- **Aim of the task**: Without the pictures, output the records below word for word.

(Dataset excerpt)
____________
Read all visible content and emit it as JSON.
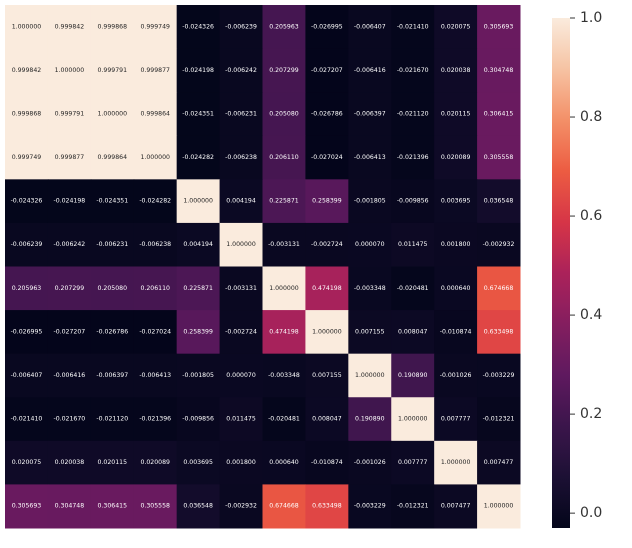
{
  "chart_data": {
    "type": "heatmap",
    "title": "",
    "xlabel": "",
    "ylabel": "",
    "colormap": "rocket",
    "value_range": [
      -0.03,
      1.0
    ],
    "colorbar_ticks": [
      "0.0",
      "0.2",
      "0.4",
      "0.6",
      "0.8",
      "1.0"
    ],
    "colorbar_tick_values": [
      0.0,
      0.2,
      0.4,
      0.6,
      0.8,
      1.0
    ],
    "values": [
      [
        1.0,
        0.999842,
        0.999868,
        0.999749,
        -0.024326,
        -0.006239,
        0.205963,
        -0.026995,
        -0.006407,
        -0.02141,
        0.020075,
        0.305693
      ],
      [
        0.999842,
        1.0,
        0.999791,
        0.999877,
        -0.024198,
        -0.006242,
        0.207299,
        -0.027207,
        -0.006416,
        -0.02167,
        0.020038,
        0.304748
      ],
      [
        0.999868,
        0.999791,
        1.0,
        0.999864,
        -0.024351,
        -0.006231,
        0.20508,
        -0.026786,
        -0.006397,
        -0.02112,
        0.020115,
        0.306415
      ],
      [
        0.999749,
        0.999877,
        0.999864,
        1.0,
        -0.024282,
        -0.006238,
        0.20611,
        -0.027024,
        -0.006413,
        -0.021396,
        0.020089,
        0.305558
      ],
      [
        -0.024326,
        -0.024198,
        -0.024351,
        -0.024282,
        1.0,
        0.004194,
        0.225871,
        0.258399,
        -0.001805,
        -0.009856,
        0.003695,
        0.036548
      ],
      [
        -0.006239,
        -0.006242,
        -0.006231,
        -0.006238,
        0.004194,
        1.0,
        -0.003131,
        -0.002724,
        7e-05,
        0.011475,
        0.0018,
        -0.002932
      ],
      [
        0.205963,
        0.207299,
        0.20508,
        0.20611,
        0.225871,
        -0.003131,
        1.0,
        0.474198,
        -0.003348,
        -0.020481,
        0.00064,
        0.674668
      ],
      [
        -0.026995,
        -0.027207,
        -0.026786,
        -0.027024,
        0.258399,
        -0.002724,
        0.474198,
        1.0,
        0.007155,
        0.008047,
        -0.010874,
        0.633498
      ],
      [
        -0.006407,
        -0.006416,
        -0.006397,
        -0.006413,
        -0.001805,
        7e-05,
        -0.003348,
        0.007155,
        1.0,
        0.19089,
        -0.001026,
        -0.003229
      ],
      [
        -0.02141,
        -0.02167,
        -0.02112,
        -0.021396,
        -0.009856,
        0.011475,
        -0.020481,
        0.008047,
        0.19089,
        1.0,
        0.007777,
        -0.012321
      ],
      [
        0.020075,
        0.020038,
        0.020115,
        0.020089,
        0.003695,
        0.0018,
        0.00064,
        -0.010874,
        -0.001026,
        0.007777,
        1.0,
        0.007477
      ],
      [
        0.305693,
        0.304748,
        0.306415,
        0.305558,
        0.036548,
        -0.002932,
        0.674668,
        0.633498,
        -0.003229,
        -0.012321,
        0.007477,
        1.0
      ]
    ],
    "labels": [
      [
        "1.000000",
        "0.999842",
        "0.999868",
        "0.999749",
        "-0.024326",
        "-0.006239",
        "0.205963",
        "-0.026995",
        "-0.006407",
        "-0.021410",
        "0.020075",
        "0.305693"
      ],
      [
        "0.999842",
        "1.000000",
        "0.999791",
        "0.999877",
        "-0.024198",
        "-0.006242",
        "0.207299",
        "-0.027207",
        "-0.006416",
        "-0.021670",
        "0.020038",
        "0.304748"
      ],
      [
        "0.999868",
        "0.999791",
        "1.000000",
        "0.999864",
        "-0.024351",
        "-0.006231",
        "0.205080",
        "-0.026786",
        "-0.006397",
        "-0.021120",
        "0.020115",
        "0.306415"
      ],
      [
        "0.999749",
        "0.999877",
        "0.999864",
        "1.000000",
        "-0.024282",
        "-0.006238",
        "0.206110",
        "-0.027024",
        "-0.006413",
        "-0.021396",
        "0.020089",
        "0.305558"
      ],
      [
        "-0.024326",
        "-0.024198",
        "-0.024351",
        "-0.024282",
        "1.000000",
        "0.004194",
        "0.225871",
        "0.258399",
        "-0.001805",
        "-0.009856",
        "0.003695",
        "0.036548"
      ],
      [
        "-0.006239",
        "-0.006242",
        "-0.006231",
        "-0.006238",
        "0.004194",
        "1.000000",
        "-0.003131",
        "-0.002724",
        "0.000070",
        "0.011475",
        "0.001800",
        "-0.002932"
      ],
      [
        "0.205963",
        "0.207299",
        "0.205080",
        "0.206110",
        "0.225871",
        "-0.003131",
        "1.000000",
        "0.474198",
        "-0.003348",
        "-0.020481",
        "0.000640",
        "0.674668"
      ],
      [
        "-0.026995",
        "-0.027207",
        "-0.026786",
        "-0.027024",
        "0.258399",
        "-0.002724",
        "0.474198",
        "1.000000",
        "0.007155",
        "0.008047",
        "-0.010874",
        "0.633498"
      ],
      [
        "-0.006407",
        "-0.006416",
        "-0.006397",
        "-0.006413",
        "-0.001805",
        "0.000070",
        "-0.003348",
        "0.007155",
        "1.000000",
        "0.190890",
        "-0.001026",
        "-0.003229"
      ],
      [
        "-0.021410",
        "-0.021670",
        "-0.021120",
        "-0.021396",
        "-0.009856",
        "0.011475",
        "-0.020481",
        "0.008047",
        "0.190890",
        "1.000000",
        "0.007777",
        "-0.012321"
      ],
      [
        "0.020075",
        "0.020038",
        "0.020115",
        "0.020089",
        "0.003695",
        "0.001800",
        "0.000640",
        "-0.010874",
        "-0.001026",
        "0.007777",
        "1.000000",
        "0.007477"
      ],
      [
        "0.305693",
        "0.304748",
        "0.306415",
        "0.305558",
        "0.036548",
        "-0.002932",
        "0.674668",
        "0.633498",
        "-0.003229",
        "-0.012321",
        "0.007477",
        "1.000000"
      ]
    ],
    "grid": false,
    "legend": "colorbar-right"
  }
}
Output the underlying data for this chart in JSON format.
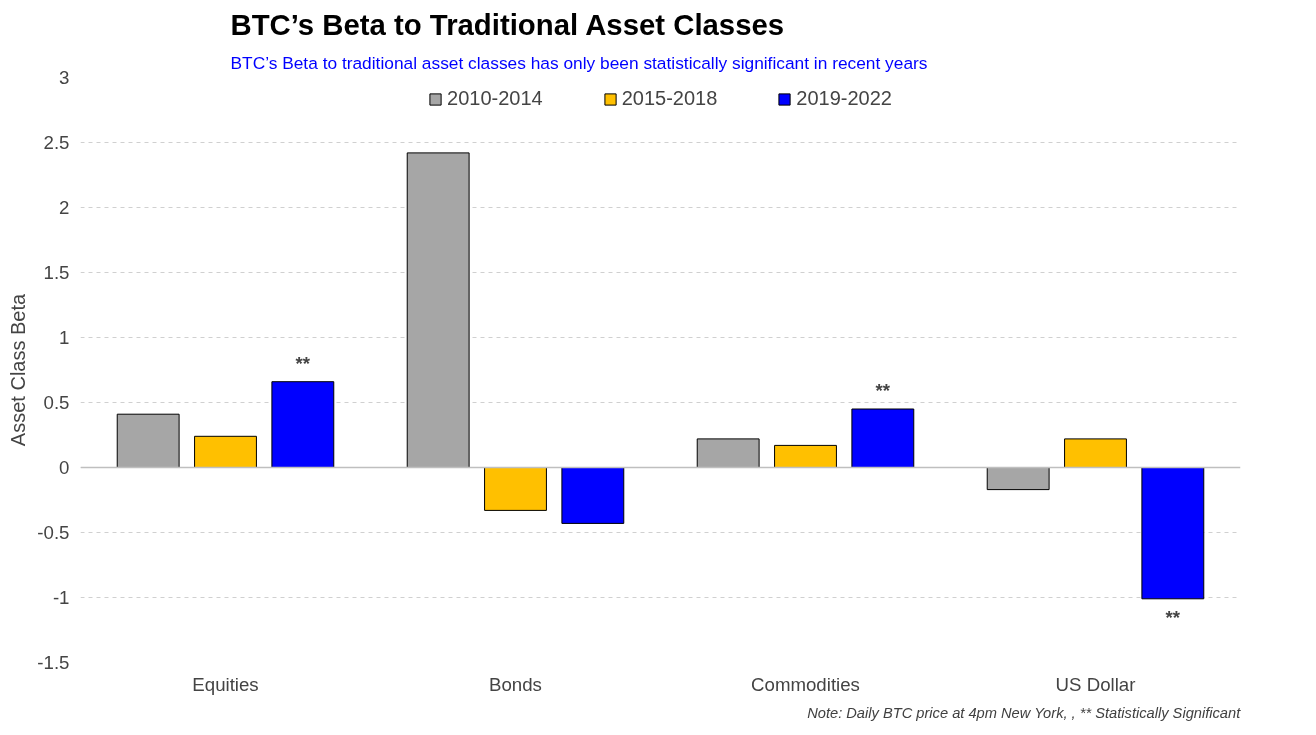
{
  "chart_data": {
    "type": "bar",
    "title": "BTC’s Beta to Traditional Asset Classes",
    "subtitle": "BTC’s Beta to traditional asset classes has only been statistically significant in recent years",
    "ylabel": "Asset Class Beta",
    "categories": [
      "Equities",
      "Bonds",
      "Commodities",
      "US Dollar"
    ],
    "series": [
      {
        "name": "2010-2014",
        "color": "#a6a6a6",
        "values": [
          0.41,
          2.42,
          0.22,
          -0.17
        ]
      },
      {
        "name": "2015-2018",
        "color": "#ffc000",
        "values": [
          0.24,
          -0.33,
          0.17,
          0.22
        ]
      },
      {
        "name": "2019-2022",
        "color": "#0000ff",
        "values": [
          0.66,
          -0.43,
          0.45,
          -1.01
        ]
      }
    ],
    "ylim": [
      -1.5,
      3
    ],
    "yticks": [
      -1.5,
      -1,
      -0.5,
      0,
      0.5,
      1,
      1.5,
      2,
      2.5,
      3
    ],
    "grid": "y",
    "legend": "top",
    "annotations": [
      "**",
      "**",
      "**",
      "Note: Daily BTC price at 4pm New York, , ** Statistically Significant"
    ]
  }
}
____________
- **Result of the exercise**:
Read all visible content and emit it as JSON.
{
  "chart_data": {
    "type": "heatmap",
    "title": "",
    "xlabel": "",
    "ylabel": "",
    "colormap": "rocket",
    "value_range": [
      -0.03,
      1.0
    ],
    "colorbar_ticks": [
      "0.0",
      "0.2",
      "0.4",
      "0.6",
      "0.8",
      "1.0"
    ],
    "colorbar_tick_values": [
      0.0,
      0.2,
      0.4,
      0.6,
      0.8,
      1.0
    ],
    "values": [
      [
        1.0,
        0.999842,
        0.999868,
        0.999749,
        -0.024326,
        -0.006239,
        0.205963,
        -0.026995,
        -0.006407,
        -0.02141,
        0.020075,
        0.305693
      ],
      [
        0.999842,
        1.0,
        0.999791,
        0.999877,
        -0.024198,
        -0.006242,
        0.207299,
        -0.027207,
        -0.006416,
        -0.02167,
        0.020038,
        0.304748
      ],
      [
        0.999868,
        0.999791,
        1.0,
        0.999864,
        -0.024351,
        -0.006231,
        0.20508,
        -0.026786,
        -0.006397,
        -0.02112,
        0.020115,
        0.306415
      ],
      [
        0.999749,
        0.999877,
        0.999864,
        1.0,
        -0.024282,
        -0.006238,
        0.20611,
        -0.027024,
        -0.006413,
        -0.021396,
        0.020089,
        0.305558
      ],
      [
        -0.024326,
        -0.024198,
        -0.024351,
        -0.024282,
        1.0,
        0.004194,
        0.225871,
        0.258399,
        -0.001805,
        -0.009856,
        0.003695,
        0.036548
      ],
      [
        -0.006239,
        -0.006242,
        -0.006231,
        -0.006238,
        0.004194,
        1.0,
        -0.003131,
        -0.002724,
        7e-05,
        0.011475,
        0.0018,
        -0.002932
      ],
      [
        0.205963,
        0.207299,
        0.20508,
        0.20611,
        0.225871,
        -0.003131,
        1.0,
        0.474198,
        -0.003348,
        -0.020481,
        0.00064,
        0.674668
      ],
      [
        -0.026995,
        -0.027207,
        -0.026786,
        -0.027024,
        0.258399,
        -0.002724,
        0.474198,
        1.0,
        0.007155,
        0.008047,
        -0.010874,
        0.633498
      ],
      [
        -0.006407,
        -0.006416,
        -0.006397,
        -0.006413,
        -0.001805,
        7e-05,
        -0.003348,
        0.007155,
        1.0,
        0.19089,
        -0.001026,
        -0.003229
      ],
      [
        -0.02141,
        -0.02167,
        -0.02112,
        -0.021396,
        -0.009856,
        0.011475,
        -0.020481,
        0.008047,
        0.19089,
        1.0,
        0.007777,
        -0.012321
      ],
      [
        0.020075,
        0.020038,
        0.020115,
        0.020089,
        0.003695,
        0.0018,
        0.00064,
        -0.010874,
        -0.001026,
        0.007777,
        1.0,
        0.007477
      ],
      [
        0.305693,
        0.304748,
        0.306415,
        0.305558,
        0.036548,
        -0.002932,
        0.674668,
        0.633498,
        -0.003229,
        -0.012321,
        0.007477,
        1.0
      ]
    ],
    "labels": [
      [
        "1.000000",
        "0.999842",
        "0.999868",
        "0.999749",
        "-0.024326",
        "-0.006239",
        "0.205963",
        "-0.026995",
        "-0.006407",
        "-0.021410",
        "0.020075",
        "0.305693"
      ],
      [
        "0.999842",
        "1.000000",
        "0.999791",
        "0.999877",
        "-0.024198",
        "-0.006242",
        "0.207299",
        "-0.027207",
        "-0.006416",
        "-0.021670",
        "0.020038",
        "0.304748"
      ],
      [
        "0.999868",
        "0.999791",
        "1.000000",
        "0.999864",
        "-0.024351",
        "-0.006231",
        "0.205080",
        "-0.026786",
        "-0.006397",
        "-0.021120",
        "0.020115",
        "0.306415"
      ],
      [
        "0.999749",
        "0.999877",
        "0.999864",
        "1.000000",
        "-0.024282",
        "-0.006238",
        "0.206110",
        "-0.027024",
        "-0.006413",
        "-0.021396",
        "0.020089",
        "0.305558"
      ],
      [
        "-0.024326",
        "-0.024198",
        "-0.024351",
        "-0.024282",
        "1.000000",
        "0.004194",
        "0.225871",
        "0.258399",
        "-0.001805",
        "-0.009856",
        "0.003695",
        "0.036548"
      ],
      [
        "-0.006239",
        "-0.006242",
        "-0.006231",
        "-0.006238",
        "0.004194",
        "1.000000",
        "-0.003131",
        "-0.002724",
        "0.000070",
        "0.011475",
        "0.001800",
        "-0.002932"
      ],
      [
        "0.205963",
        "0.207299",
        "0.205080",
        "0.206110",
        "0.225871",
        "-0.003131",
        "1.000000",
        "0.474198",
        "-0.003348",
        "-0.020481",
        "0.000640",
        "0.674668"
      ],
      [
        "-0.026995",
        "-0.027207",
        "-0.026786",
        "-0.027024",
        "0.258399",
        "-0.002724",
        "0.474198",
        "1.000000",
        "0.007155",
        "0.008047",
        "-0.010874",
        "0.633498"
      ],
      [
        "-0.006407",
        "-0.006416",
        "-0.006397",
        "-0.006413",
        "-0.001805",
        "0.000070",
        "-0.003348",
        "0.007155",
        "1.000000",
        "0.190890",
        "-0.001026",
        "-0.003229"
      ],
      [
        "-0.021410",
        "-0.021670",
        "-0.021120",
        "-0.021396",
        "-0.009856",
        "0.011475",
        "-0.020481",
        "0.008047",
        "0.190890",
        "1.000000",
        "0.007777",
        "-0.012321"
      ],
      [
        "0.020075",
        "0.020038",
        "0.020115",
        "0.020089",
        "0.003695",
        "0.001800",
        "0.000640",
        "-0.010874",
        "-0.001026",
        "0.007777",
        "1.000000",
        "0.007477"
      ],
      [
        "0.305693",
        "0.304748",
        "0.306415",
        "0.305558",
        "0.036548",
        "-0.002932",
        "0.674668",
        "0.633498",
        "-0.003229",
        "-0.012321",
        "0.007477",
        "1.000000"
      ]
    ],
    "grid": false,
    "legend": "colorbar-right"
  }
}
Output the underlying data for this chart in JSON format.
{
  "chart_data": {
    "type": "bar",
    "title": "BTC’s Beta to Traditional Asset Classes",
    "subtitle": "BTC’s Beta to traditional asset classes has only been statistically significant in recent years",
    "ylabel": "Asset Class Beta",
    "categories": [
      "Equities",
      "Bonds",
      "Commodities",
      "US Dollar"
    ],
    "series": [
      {
        "name": "2010-2014",
        "color": "#a6a6a6",
        "values": [
          0.41,
          2.42,
          0.22,
          -0.17
        ]
      },
      {
        "name": "2015-2018",
        "color": "#ffc000",
        "values": [
          0.24,
          -0.33,
          0.17,
          0.22
        ]
      },
      {
        "name": "2019-2022",
        "color": "#0000ff",
        "values": [
          0.66,
          -0.43,
          0.45,
          -1.01
        ]
      }
    ],
    "ylim": [
      -1.5,
      3
    ],
    "yticks": [
      -1.5,
      -1,
      -0.5,
      0,
      0.5,
      1,
      1.5,
      2,
      2.5,
      3
    ],
    "grid": "y",
    "legend": "top",
    "annotations": [
      "**",
      "**",
      "**",
      "Note: Daily BTC price at 4pm New York, , ** Statistically Significant"
    ]
  }
}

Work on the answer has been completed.